## GECITEERDE TEKST
┌──
Home

Raad van State, 08-05-2007, BA5571, 200702283/1

Raad van State, 08-05-2007, BA5571, 200702283/1

Gegevens

Instantie
Raad van State
Datum uitspraak
8 mei 2007
Datum publicatie
24 mei 2007
ECLI
ECLI:NL:RVS:2007:BA5571
Zaaknummer
200702283/1
Relevante informatie
Vreemdelingenwet 2000 [Tekst geldig vanaf 01-10-2022] art. 91

Inhoudsindicatie

Herhaalde aanvraag / toetsingskader / bijzondere feiten en omstandigheden

Uit voormeld toetsingskader blijkt, zoals appellante terecht betoogt, dat in geval van een herhaalde aanvraag, bijzondere, op de individuele zaak betrekking hebbende, feiten en omstandigheden ertoe kunnen nopen, dat het ontbreken van nieuw gebleken feiten of veranderde omstandigheden niet langer aan de vreemdeling wordt tegengeworpen. Dat betekent dat, anders dan de voorzieningenrechter heeft overwogen, in een voorkomend geval het besluit op een herhaalde aanvraag, ondanks het ontbreken van nieuw gebleken feiten of veranderde omstandigheden, kan worden getoetst door de bestuursrechter. De Afdeling heeft eerder overwogen (uitspraak van 11 augustus 2004 in zaak no. 200406093/1; JV 2004/379) dat de vraag, of sprake is van evenbedoelde bijzondere feiten en omstandigheden door de rechter zelfstandig dient te worden beoordeeld. De grief slaagt.

Uitspraak

200702283/1.

Datum uitspraak: 8 mei 2007

RAAD VAN STATE

AFDELING

BESTUURSRECHTSPRAAK

Uitspraak met toepassing van artikel 8:54, eerste lid, van de Algemene wet bestuursrecht op het hoger beroep van:

[appellante],

appellante,

tegen de uitspraak in zaak nos. AWB 07/7602 en 07/7601 van de voorzieningenrechter van de rechtbank 's Gravenhage, nevenzittingsplaats Groningen, van 9 maart 2007 in het geding tussen:

appellante

en

de Minister van Justitie.

1. Procesverloop

Bij besluit van 19 februari 2007 heeft de Minister van Justitie een aanvraag van appellante om haar een verblijfsvergunning asiel voor bepaalde tijd te verlenen, afgewezen. Dit besluit is aangehecht.

Bij uitspraak van 9 maart 2007, verzonden op 23 maart 2007, heeft de voorzieningenrechter van de rechtbank 's-Gravenhage, nevenzittingsplaats Groningen (hierna: de voorzieningenrechter), voor zover thans van belang, het daartegen door appellante ingestelde beroep ongegrond verklaard. Deze uitspraak is aangehecht.
└──
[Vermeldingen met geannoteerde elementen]
┌──
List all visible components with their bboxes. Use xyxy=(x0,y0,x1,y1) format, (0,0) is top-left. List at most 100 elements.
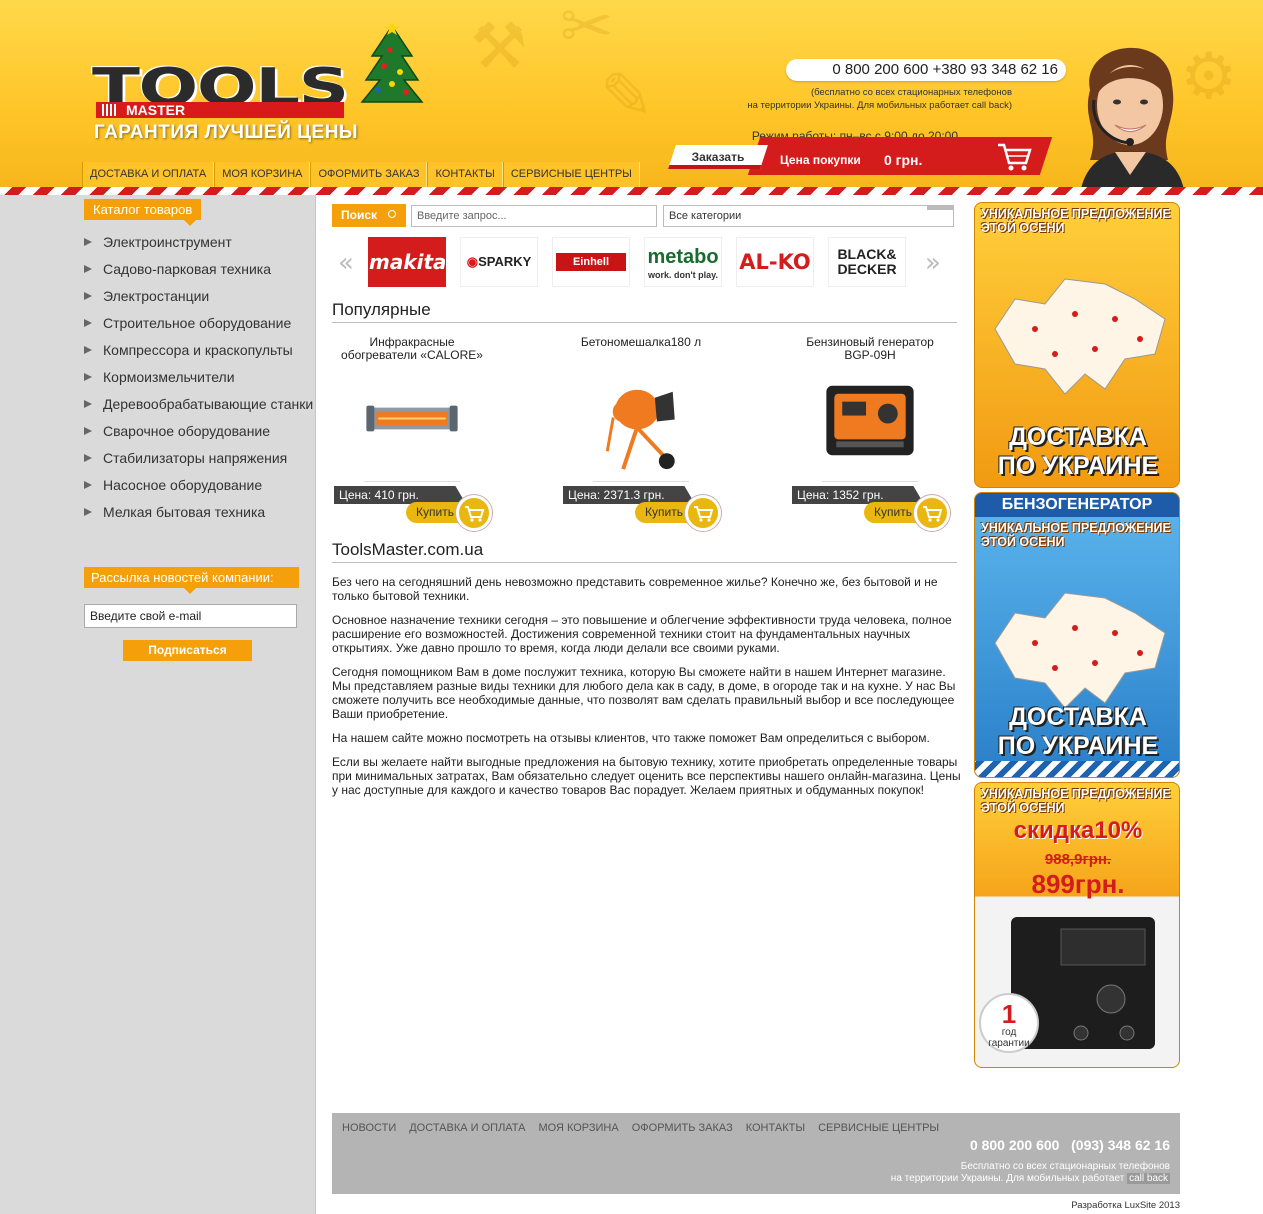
newsletter-email-input[interactable] xyxy=(84,604,297,628)
footer-nav-checkout[interactable]: ОФОРМИТЬ ЗАКАЗ xyxy=(632,1122,733,1134)
footer-nav-delivery[interactable]: ДОСТАВКА И ОПЛАТА xyxy=(409,1122,525,1134)
footer-phones: 0 800 200 600 (093) 348 62 16 xyxy=(969,1137,1170,1153)
banner-delivery[interactable]: УНИКАЛЬНОЕ ПРЕДЛОЖЕНИЕ ЭТОЙ ОСЕНИ ДОСТАВК… xyxy=(974,202,1180,488)
product-card[interactable]: Бетономешалка180 л Цена: 2371.3 грн. Куп… xyxy=(561,334,721,534)
delivery-line-2: ПО УКРАИНЕ xyxy=(997,452,1159,480)
order-button[interactable]: Заказать xyxy=(668,145,768,169)
top-navigation: ДОСТАВКА И ОПЛАТА МОЯ КОРЗИНА ОФОРМИТЬ З… xyxy=(82,162,640,187)
catalog-item-garden[interactable]: Садово-парковая техника xyxy=(84,259,313,286)
catalog-item-generators[interactable]: Электростанции xyxy=(84,286,313,313)
add-to-cart-icon[interactable] xyxy=(914,495,950,531)
about-paragraph: Сегодня помощником Вам в доме послужит т… xyxy=(332,665,956,721)
nav-my-cart[interactable]: МОЯ КОРЗИНА xyxy=(214,162,311,187)
product-image-heater[interactable] xyxy=(364,362,460,482)
ukraine-map-icon xyxy=(994,592,1166,709)
nav-checkout[interactable]: ОФОРМИТЬ ЗАКАЗ xyxy=(310,162,428,187)
christmas-tree-icon xyxy=(360,22,424,103)
brand-alko[interactable]: AL-KO xyxy=(736,237,814,287)
banner-stripe xyxy=(975,761,1179,777)
cart-total: 0 грн. xyxy=(884,152,923,168)
new-price: 899грн. xyxy=(1031,869,1125,899)
footer-nav-news[interactable]: НОВОСТИ xyxy=(342,1122,396,1134)
brand-makita[interactable]: makita xyxy=(368,237,446,287)
product-name-line-1: Бетономешалка180 л xyxy=(580,335,702,349)
cart-label: Цена покупки xyxy=(780,153,861,167)
catalog-item-woodworking[interactable]: Деревообрабатывающие станки xyxy=(84,394,313,421)
warranty-badge: 1 год гарантии xyxy=(979,993,1039,1053)
brand-black-decker[interactable]: BLACK& DECKER xyxy=(828,237,906,287)
catalog-item-pumps[interactable]: Насосное оборудование xyxy=(84,475,313,502)
catalog-item-construction[interactable]: Строительное оборудование xyxy=(84,313,313,340)
search-input[interactable]: Введите запрос... xyxy=(411,205,657,227)
banner-offer-line-1: УНИКАЛЬНОЕ ПРЕДЛОЖЕНИЕ xyxy=(981,521,1171,535)
brand-metabo[interactable]: metabo work. don't play. xyxy=(644,237,722,287)
banner-offer-line-1: УНИКАЛЬНОЕ ПРЕДЛОЖЕНИЕ xyxy=(981,207,1171,221)
about-text: Без чего на сегодняшний день невозможно … xyxy=(332,575,962,807)
banner-offer-line-1: УНИКАЛЬНОЕ ПРЕДЛОЖЕНИЕ xyxy=(981,787,1171,801)
catalog-item-appliances[interactable]: Мелкая бытовая техника xyxy=(84,502,313,529)
catalog-item-compressors[interactable]: Компрессора и краскопульты xyxy=(84,340,313,367)
catalog-item-power-tools[interactable]: Электроинструмент xyxy=(84,232,313,259)
brand-sparky-label: ◉SPARKY xyxy=(461,238,537,286)
brand-sparky[interactable]: ◉SPARKY xyxy=(460,237,538,287)
add-to-cart-icon[interactable] xyxy=(456,495,492,531)
banner-generator[interactable]: БЕНЗОГЕНЕРАТОР УНИКАЛЬНОЕ ПРЕДЛОЖЕНИЕ ЭТО… xyxy=(974,492,1180,778)
about-title: ToolsMaster.com.ua xyxy=(332,540,957,563)
category-selected-value: Все категории xyxy=(669,210,742,222)
brands-prev-arrow-icon[interactable]: « xyxy=(331,246,361,280)
banner-discount[interactable]: УНИКАЛЬНОЕ ПРЕДЛОЖЕНИЕ ЭТОЙ ОСЕНИ скидка1… xyxy=(974,782,1180,1068)
callback-link[interactable]: call back xyxy=(1127,1173,1170,1184)
discount-label: скидка10% xyxy=(1013,817,1143,844)
nav-delivery[interactable]: ДОСТАВКА И ОПЛАТА xyxy=(82,162,215,187)
select-scroll-indicator xyxy=(927,206,953,210)
about-paragraph: На нашем сайте можно посмотреть на отзыв… xyxy=(332,731,930,745)
shopping-cart-icon[interactable] xyxy=(994,139,1034,173)
phone-note: (бесплатно со всех стационарных телефоно… xyxy=(690,86,1012,112)
product-image-concrete-mixer[interactable] xyxy=(593,362,689,482)
brand-einhell[interactable]: Einhell xyxy=(552,237,630,287)
popular-title: Популярные xyxy=(332,300,957,323)
product-name[interactable]: Бетономешалка180 л xyxy=(561,336,721,349)
catalog-item-stabilizers[interactable]: Стабилизаторы напряжения xyxy=(84,448,313,475)
brands-next-arrow-icon[interactable]: » xyxy=(918,246,948,280)
search-button[interactable]: Поиск xyxy=(332,204,406,227)
banner-offer-line-2: ЭТОЙ ОСЕНИ xyxy=(981,535,1065,549)
product-card[interactable]: Бензиновый генератор BGP-09H Цена: 1352 г… xyxy=(790,334,950,534)
product-name[interactable]: Бензиновый генератор BGP-09H xyxy=(790,336,950,362)
banner-delivery-text: ДОСТАВКА ПО УКРАИНЕ xyxy=(975,423,1179,481)
developer-credits[interactable]: Разработка LuxSite 2013 xyxy=(1030,1200,1180,1211)
banner-offer-line-2: ЭТОЙ ОСЕНИ xyxy=(981,801,1065,815)
category-select[interactable]: Все категории xyxy=(663,205,954,227)
banner-delivery-text: ДОСТАВКА ПО УКРАИНЕ xyxy=(975,703,1179,761)
header-stripe xyxy=(0,187,1263,195)
nav-service-centers[interactable]: СЕРВИСНЫЕ ЦЕНТРЫ xyxy=(502,162,640,187)
about-paragraph: Без чего на сегодняшний день невозможно … xyxy=(332,575,938,603)
phone-note-line-1: (бесплатно со всех стационарных телефоно… xyxy=(810,87,1012,98)
search-icon xyxy=(388,210,396,218)
subscribe-button[interactable]: Подписаться xyxy=(123,640,252,661)
product-name-line-2: BGP-09H xyxy=(844,348,896,362)
old-price: 988,9грн. xyxy=(1044,851,1112,868)
brand-metabo-slogan: work. don't play. xyxy=(648,270,718,280)
product-name[interactable]: Инфракрасные обогреватели «CALORE» xyxy=(332,336,492,362)
footer-note: Бесплатно со всех стационарных телефонов… xyxy=(850,1161,1170,1185)
header-phones[interactable]: 0 800 200 600 +380 93 348 62 16 xyxy=(786,59,1066,81)
banner-offer-text: УНИКАЛЬНОЕ ПРЕДЛОЖЕНИЕ ЭТОЙ ОСЕНИ xyxy=(975,783,1179,819)
banner-offer-text: УНИКАЛЬНОЕ ПРЕДЛОЖЕНИЕ ЭТОЙ ОСЕНИ xyxy=(975,517,1179,553)
add-to-cart-icon[interactable] xyxy=(685,495,721,531)
product-card[interactable]: Инфракрасные обогреватели «CALORE» Цена: … xyxy=(332,334,492,534)
logo-master-text: MASTER xyxy=(126,102,186,118)
nav-contacts[interactable]: КОНТАКТЫ xyxy=(427,162,503,187)
catalog-item-feed-grinders[interactable]: Кормоизмельчители xyxy=(84,367,313,394)
sparky-mark-icon: ◉ xyxy=(466,254,479,269)
footer-nav-contacts[interactable]: КОНТАКТЫ xyxy=(746,1122,805,1134)
product-image-generator[interactable] xyxy=(822,362,918,482)
footer-nav-service-centers[interactable]: СЕРВИСНЫЕ ЦЕНТРЫ xyxy=(818,1122,939,1134)
catalog-title: Каталог товаров xyxy=(84,199,202,226)
delivery-line-2: ПО УКРАИНЕ xyxy=(997,732,1159,760)
footer-nav-my-cart[interactable]: МОЯ КОРЗИНА xyxy=(538,1122,618,1134)
delivery-line-1: ДОСТАВКА xyxy=(1009,423,1147,451)
support-operator-avatar xyxy=(1080,47,1185,195)
catalog-item-welding[interactable]: Сварочное оборудование xyxy=(84,421,313,448)
banner-offer-text: УНИКАЛЬНОЕ ПРЕДЛОЖЕНИЕ ЭТОЙ ОСЕНИ xyxy=(975,203,1179,239)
└──
Leg alstublieft in één tot drie zinnen uit waarom de bestuursrechter volgens de tekst over de herhaalde aanvraag een besluit op zo'n aanvraag soms kan toetsen, ook als nieuw gebleken feiten of veranderde omstandigheden ontbreken. De vermeldingen zijn hier niet nodig.

Volgens het toetsingskader kunnen bijzondere feiten en omstandigheden die op de individuele zaak betrekking hebben ertoe nopen dat het ontbreken van nieuw gebleken feiten of veranderde omstandigheden niet langer aan de vreemdeling wordt tegengeworpen. Daarom kan het besluit op een herhaalde aanvraag in een voorkomend geval toch door de bestuursrechter worden getoetst, anders dan de voorzieningenrechter had overwogen.